Stephen Curry was on the floor at Barclays Center more than two-hours before tip-off for tonight’s game against the Brooklyn Nets. The Warriors point guard was the sole player from either team out on the court warming up that early – and not your run-of-the-mill shooting drills, either. Curry had worked up a nice ‘fourth-quarter’ sweat, practicing coming off screens, catch-and-shoots, and fine tuning his three-pointers.
Determined to set the tone from the outset, looking to upset the Nets in their own building – where the home team had a 7-2 record leading into tonight – in what was in some ways a ‘homecoming’ for head coach Mark Jackson who was born in the ‘borough.
“He actually talked about a McDonalds down the street that he used to hang at,” said Curry after Golden State defeated the Nets, 109-102. “For him to come back and coach [in Brooklyn], it’s been a dream of his and we just wanted to come out with effort to make that happen for him. You could see he had so much passion after the game, you could tell how much this meant to him.
Curry finished the game with 28-points, including 5/9 shooting from long distance.
The bond between coach player formed back when Curry was just a 12-year old accompanying his father to games. Dell Curry’s teammate on the Toronto Raptors was … Mark Jackson.
The young Steph would challenge Jackson to games of one-on-one, albeit to no success.
“We talk about it all the time,” Curry said of that time. “He used to back me down from half-court, it’s kind of surreal that 9-years ago he was ending his career and I was 12-13 years old and to be able to come full circle and him be my coach, and him see me grow up, it’s a pretty cool thing.”
Now in his third season in the league, Curry is emerging as the player the Warriors had envisioned when they drafted the 6’3 guard 7th overall in 2009. He’s become more vocal, and his game is much more multi-faceted than when he first arrived. Reaping the benefits of being injury free for the first time in a couple of seasons, Curry is playing with confidence. On several occasions tonight after hitting a big-shot (and there were a few along the way), especially as Golden State erased a 13-point deficit from the second-quarter, Curry looked like he owned the court celebrating with a level of cockiness befitting a player who knows he belongs on the big stage.

• • •

**Problem set:**
1 - Do these statements agree with the article on Stephen Curry? (a) Curry scored 28 points against the Nets. (b) The Nets had a losing home record going into the game. (c) Mark Jackson once played alongside Dell Curry on the Toronto Raptors. For each, answer yes or no and quote the words that decide it.
2 - Echo the part of the article on Stephen Curry that opens with the words containing "The bond between" and closes with "to no success.", word for word.
The records are separate material, unconnected to the article on Stephen Curry.

Saved data entries:
• • •

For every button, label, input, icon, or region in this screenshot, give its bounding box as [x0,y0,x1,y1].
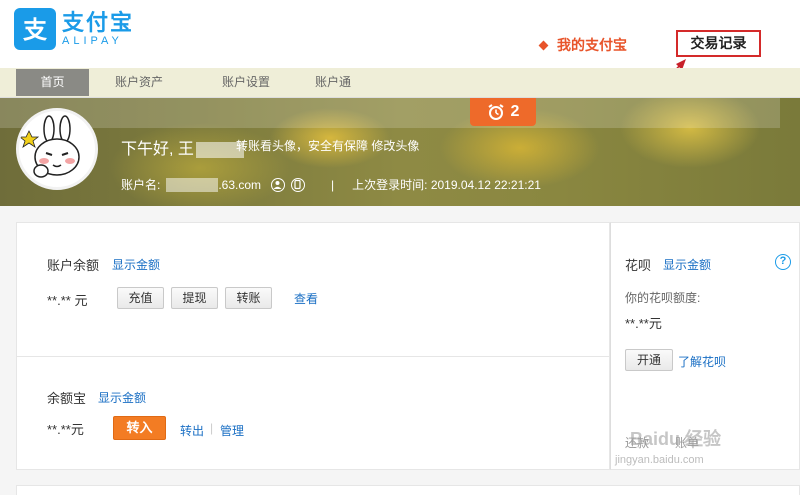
greeting-text: 下午好, 王 [121,141,194,158]
alipay-logo-icon: 支 [14,8,56,50]
nav-item-account-link[interactable]: 账户通 [315,68,351,97]
my-alipay-label: 我的支付宝 [557,37,627,53]
account-blur [166,177,219,192]
separator: | [331,177,335,192]
diamond-icon [538,40,549,50]
section-divider [17,356,609,357]
bottom-card [16,485,800,495]
yuebao-show-amount-link[interactable]: 显示金额 [98,389,146,406]
baidu-watermark: Baidu 经验 [630,429,722,449]
mobile-icon[interactable] [291,177,306,192]
link-divider: | [210,421,214,435]
yuebao-title: 余额宝 [47,391,87,406]
balance-value: **.** 元 [47,293,88,308]
banner-strip [0,98,780,128]
help-icon[interactable]: ? [775,254,791,270]
transfer-in-button[interactable]: 转入 [113,416,166,440]
balance-show-amount-link[interactable]: 显示金额 [112,256,160,273]
learn-huabei-link[interactable]: 了解花呗 [678,353,726,370]
huabei-quota-value: **.**元 [625,316,662,331]
huabei-show-amount-link[interactable]: 显示金额 [663,256,711,273]
avatar-hint: 转账看头像，安全有保障 修改头像 [236,137,419,154]
main-nav: 首页 账户资产 账户设置 账户通 [0,68,800,98]
baidu-watermark-url: jingyan.baidu.com [615,454,704,466]
manage-link[interactable]: 管理 [220,422,244,439]
account-label: 账户名: [121,178,161,192]
huabei-title: 花呗 [625,258,652,273]
account-suffix: .63.com [218,177,262,192]
nav-item-home[interactable]: 首页 [16,69,89,96]
profile-icon[interactable] [271,177,286,192]
svg-text:支: 支 [23,16,48,44]
trade-record-link[interactable]: 交易记录 [676,30,761,57]
view-link[interactable]: 查看 [294,290,318,307]
recharge-button[interactable]: 充值 [117,287,164,309]
greeting: 下午好, 王 [121,135,244,159]
header: 支 支付宝 ALIPAY 我的支付宝 交易记录 [0,0,800,94]
reminder-badge[interactable]: 2 [470,98,536,126]
avatar-hint-text: 转账看头像，安全有保障 [236,139,369,153]
huabei-quota-label: 你的花呗额度: [625,291,701,305]
transfer-button[interactable]: 转账 [225,287,272,309]
withdraw-button[interactable]: 提现 [171,287,218,309]
reminder-count: 2 [510,103,520,120]
nav-item-account-settings[interactable]: 账户设置 [222,68,270,97]
assets-card: 账户余额 显示金额 **.** 元 充值 提现 转账 查看 余额宝 显示金额 *… [16,222,610,470]
alarm-clock-icon [487,104,504,120]
nav-item-account-assets[interactable]: 账户资产 [115,68,163,97]
transfer-out-link[interactable]: 转出 [180,422,204,439]
yuebao-value: **.**元 [47,422,84,437]
alipay-logo[interactable]: 支 支付宝 ALIPAY [14,8,134,50]
avatar[interactable] [16,108,98,190]
last-login: 上次登录时间: 2019.04.12 22:21:21 [352,178,541,192]
bunny-avatar-icon [19,115,80,178]
logo-en-text: ALIPAY [62,34,123,47]
my-alipay-link[interactable]: 我的支付宝 [538,35,627,55]
balance-title: 账户余额 [47,258,100,273]
logo-cn-text: 支付宝 [62,9,135,35]
account-line: 账户名: .63.com | 上次登录时间: 2019.04.12 22:21:… [121,176,541,193]
edit-avatar-link[interactable]: 修改头像 [371,139,419,153]
open-huabei-button[interactable]: 开通 [625,349,673,371]
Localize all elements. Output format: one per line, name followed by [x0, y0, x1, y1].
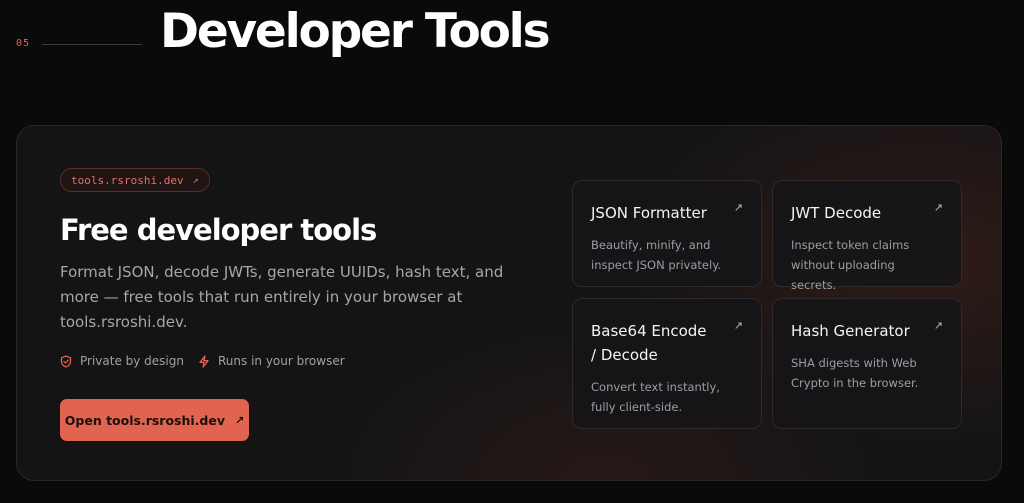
developer-tools-panel: tools.rsroshi.dev ↗ Free developer tools…	[16, 125, 1002, 481]
tool-card-title: Base64 Encode / Decode	[591, 322, 707, 364]
open-tools-button[interactable]: Open tools.rsroshi.dev ↗	[60, 399, 249, 441]
bolt-icon	[198, 354, 210, 368]
tool-card-description: SHA digests with Web Crypto in the brows…	[791, 356, 919, 390]
feature-label: Runs in your browser	[218, 354, 345, 368]
panel-description: Format JSON, decode JWTs, generate UUIDs…	[60, 263, 504, 331]
feature-label: Private by design	[80, 354, 184, 368]
feature-browser: Runs in your browser	[198, 354, 345, 368]
tool-card-description: Beautify, minify, and inspect JSON priva…	[591, 238, 722, 272]
feature-list: Private by design Runs in your browser	[60, 354, 345, 368]
section-number: 05	[16, 38, 31, 49]
tool-card-title: JSON Formatter	[591, 204, 707, 222]
external-arrow-icon: ↗	[933, 201, 943, 214]
tool-card-jwt-decode[interactable]: JWT Decode Inspect token claims without …	[772, 180, 962, 292]
tool-card-description: Convert text instantly, fully client-sid…	[591, 380, 720, 414]
panel-headline: Free developer tools	[60, 213, 377, 247]
tool-card-json-formatter[interactable]: JSON Formatter Beautify, minify, and ins…	[572, 180, 762, 287]
external-arrow-icon: ↗	[933, 319, 943, 332]
external-arrow-icon: ↗	[235, 413, 245, 427]
external-arrow-icon: ↗	[192, 174, 199, 186]
cta-label: Open tools.rsroshi.dev	[64, 412, 225, 428]
external-arrow-icon: ↗	[733, 319, 743, 332]
tools-site-pill-link[interactable]: tools.rsroshi.dev ↗	[60, 168, 210, 192]
tool-card-title: Hash Generator	[791, 322, 910, 340]
section-title: Developer Tools	[160, 4, 551, 59]
feature-private: Private by design	[60, 354, 184, 368]
tool-card-hash-generator[interactable]: Hash Generator SHA digests with Web Cryp…	[772, 298, 962, 429]
external-arrow-icon: ↗	[733, 201, 743, 214]
section-divider	[42, 44, 142, 45]
tool-card-description: Inspect token claims without uploading s…	[791, 238, 910, 292]
tool-card-title: JWT Decode	[791, 204, 882, 222]
tool-card-base64[interactable]: Base64 Encode / Decode Convert text inst…	[572, 298, 762, 429]
pill-label: tools.rsroshi.dev	[71, 173, 184, 187]
shield-icon	[60, 354, 72, 368]
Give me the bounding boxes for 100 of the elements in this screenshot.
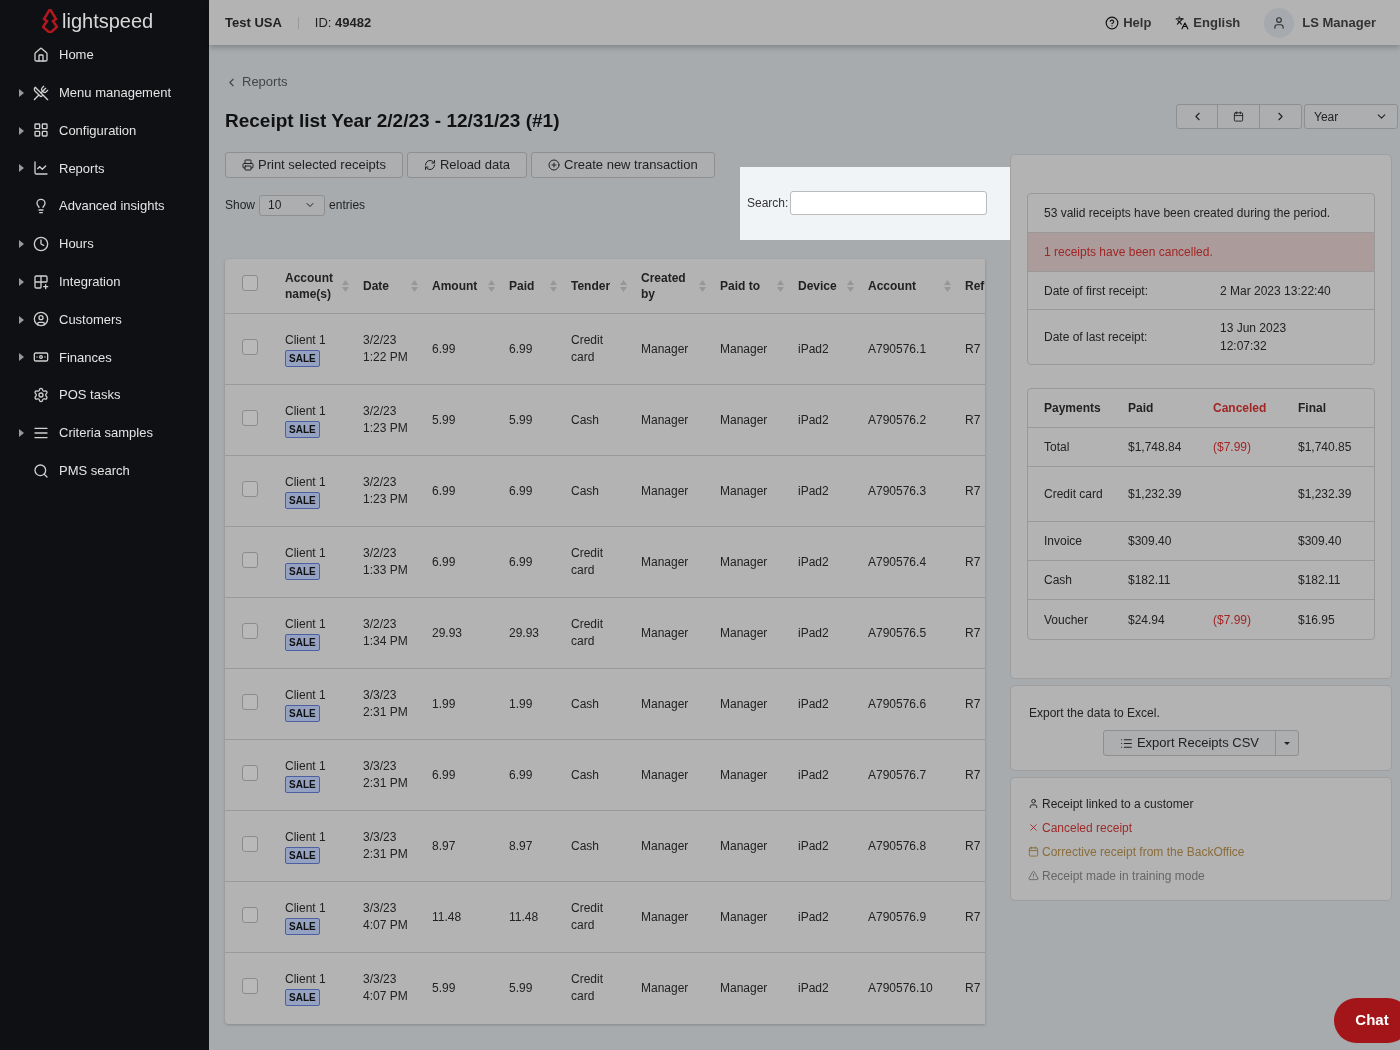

• • •

**Solution list:**
1 -
(a) Yes: "Curry finished the game with 28-points"
(b) No: "where the home team had a 7-2 record leading into tonight"
(c) Yes: "Dell Curry’s teammate on the Toronto Raptors was … Mark Jackson."

2 -
The bond between coach player formed back when Curry was just a 12-year old accompanying his father to games. Dell Curry’s teammate on the Toronto Raptors was … Mark Jackson.
The young Steph would challenge Jackson to games of one-on-one, albeit to no success.